----- Records for the task -----

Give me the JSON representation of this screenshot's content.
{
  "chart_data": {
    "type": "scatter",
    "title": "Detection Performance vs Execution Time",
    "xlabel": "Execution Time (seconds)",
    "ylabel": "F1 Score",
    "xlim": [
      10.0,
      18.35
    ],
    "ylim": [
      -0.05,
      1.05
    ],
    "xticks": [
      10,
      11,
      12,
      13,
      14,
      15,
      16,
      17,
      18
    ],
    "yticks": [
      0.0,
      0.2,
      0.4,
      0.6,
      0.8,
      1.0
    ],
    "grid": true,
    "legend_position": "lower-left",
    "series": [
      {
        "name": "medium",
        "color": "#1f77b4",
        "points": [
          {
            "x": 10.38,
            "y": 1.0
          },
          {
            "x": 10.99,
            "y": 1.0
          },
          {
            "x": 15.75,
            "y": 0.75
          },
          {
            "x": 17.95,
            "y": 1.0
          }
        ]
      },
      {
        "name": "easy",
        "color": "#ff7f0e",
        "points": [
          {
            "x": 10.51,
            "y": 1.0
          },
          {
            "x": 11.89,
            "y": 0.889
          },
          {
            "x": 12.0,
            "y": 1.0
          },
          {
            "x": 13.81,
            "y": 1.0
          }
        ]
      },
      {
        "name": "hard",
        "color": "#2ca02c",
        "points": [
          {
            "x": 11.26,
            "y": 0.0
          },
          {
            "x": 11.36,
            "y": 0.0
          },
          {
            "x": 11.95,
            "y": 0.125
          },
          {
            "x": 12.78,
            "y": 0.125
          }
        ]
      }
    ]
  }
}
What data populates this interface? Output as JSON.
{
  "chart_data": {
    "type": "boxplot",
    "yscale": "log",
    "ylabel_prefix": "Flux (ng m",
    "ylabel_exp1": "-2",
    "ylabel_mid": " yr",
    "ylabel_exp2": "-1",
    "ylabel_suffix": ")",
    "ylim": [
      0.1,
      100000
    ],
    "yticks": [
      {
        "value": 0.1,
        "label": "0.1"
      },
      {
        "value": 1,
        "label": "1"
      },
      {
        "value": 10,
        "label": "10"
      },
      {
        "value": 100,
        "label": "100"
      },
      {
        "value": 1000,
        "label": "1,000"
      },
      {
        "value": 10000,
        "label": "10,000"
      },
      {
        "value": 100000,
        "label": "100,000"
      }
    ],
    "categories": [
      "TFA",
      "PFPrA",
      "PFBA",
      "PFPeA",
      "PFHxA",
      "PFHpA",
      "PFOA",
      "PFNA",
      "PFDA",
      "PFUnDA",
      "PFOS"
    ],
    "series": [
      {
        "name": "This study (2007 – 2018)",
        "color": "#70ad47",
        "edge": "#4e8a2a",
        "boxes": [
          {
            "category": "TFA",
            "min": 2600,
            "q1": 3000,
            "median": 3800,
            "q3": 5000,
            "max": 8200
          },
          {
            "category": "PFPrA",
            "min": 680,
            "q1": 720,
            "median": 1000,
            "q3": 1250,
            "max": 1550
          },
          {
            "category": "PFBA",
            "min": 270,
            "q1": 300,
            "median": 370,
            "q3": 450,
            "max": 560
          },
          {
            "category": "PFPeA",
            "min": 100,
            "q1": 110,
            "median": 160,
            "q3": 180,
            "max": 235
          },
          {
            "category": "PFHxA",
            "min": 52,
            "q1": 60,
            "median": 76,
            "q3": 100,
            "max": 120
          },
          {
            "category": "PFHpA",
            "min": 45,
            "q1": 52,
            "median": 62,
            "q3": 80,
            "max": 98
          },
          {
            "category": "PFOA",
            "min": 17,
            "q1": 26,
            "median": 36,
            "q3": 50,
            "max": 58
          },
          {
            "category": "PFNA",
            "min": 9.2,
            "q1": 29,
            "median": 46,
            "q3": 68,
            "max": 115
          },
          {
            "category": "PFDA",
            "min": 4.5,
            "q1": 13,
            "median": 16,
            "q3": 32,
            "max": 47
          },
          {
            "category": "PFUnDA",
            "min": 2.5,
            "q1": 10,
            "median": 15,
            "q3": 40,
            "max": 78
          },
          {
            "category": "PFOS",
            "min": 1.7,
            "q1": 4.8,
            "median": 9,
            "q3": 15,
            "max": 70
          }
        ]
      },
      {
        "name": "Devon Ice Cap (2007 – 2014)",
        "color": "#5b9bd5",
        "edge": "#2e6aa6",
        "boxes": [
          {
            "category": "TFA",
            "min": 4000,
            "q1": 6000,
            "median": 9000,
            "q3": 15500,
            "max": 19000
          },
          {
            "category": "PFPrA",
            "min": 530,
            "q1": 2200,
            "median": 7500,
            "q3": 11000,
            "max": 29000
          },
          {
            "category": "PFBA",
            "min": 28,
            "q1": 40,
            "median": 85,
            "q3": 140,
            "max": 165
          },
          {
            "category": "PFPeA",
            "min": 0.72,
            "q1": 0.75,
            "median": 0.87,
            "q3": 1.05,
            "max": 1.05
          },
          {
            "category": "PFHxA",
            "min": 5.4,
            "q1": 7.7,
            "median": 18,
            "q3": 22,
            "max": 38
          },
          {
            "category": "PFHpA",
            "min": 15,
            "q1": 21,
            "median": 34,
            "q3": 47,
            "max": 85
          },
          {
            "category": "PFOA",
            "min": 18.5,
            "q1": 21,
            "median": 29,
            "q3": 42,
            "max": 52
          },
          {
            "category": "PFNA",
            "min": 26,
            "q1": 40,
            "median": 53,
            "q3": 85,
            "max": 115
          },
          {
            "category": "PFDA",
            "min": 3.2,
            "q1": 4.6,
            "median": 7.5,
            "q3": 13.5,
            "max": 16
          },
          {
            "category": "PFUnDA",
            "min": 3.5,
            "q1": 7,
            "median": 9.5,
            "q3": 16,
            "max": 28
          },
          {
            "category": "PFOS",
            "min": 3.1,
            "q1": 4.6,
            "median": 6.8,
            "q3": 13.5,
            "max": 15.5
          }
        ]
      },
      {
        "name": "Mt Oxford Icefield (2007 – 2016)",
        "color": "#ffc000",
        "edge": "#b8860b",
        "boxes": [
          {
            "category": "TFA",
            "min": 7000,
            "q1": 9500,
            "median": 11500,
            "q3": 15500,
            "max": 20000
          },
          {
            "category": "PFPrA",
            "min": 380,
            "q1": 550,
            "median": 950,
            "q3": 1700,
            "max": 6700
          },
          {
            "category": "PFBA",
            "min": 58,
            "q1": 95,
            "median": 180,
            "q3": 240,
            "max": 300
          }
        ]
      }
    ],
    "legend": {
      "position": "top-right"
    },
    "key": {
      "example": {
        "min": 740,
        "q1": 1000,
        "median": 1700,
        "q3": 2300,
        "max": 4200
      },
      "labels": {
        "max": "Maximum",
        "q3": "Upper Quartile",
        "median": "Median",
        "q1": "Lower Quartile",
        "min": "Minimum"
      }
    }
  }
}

-----

Goal:
Using the records above, say how many lines include the string "Time". Only the number is wanted.

Final result:
2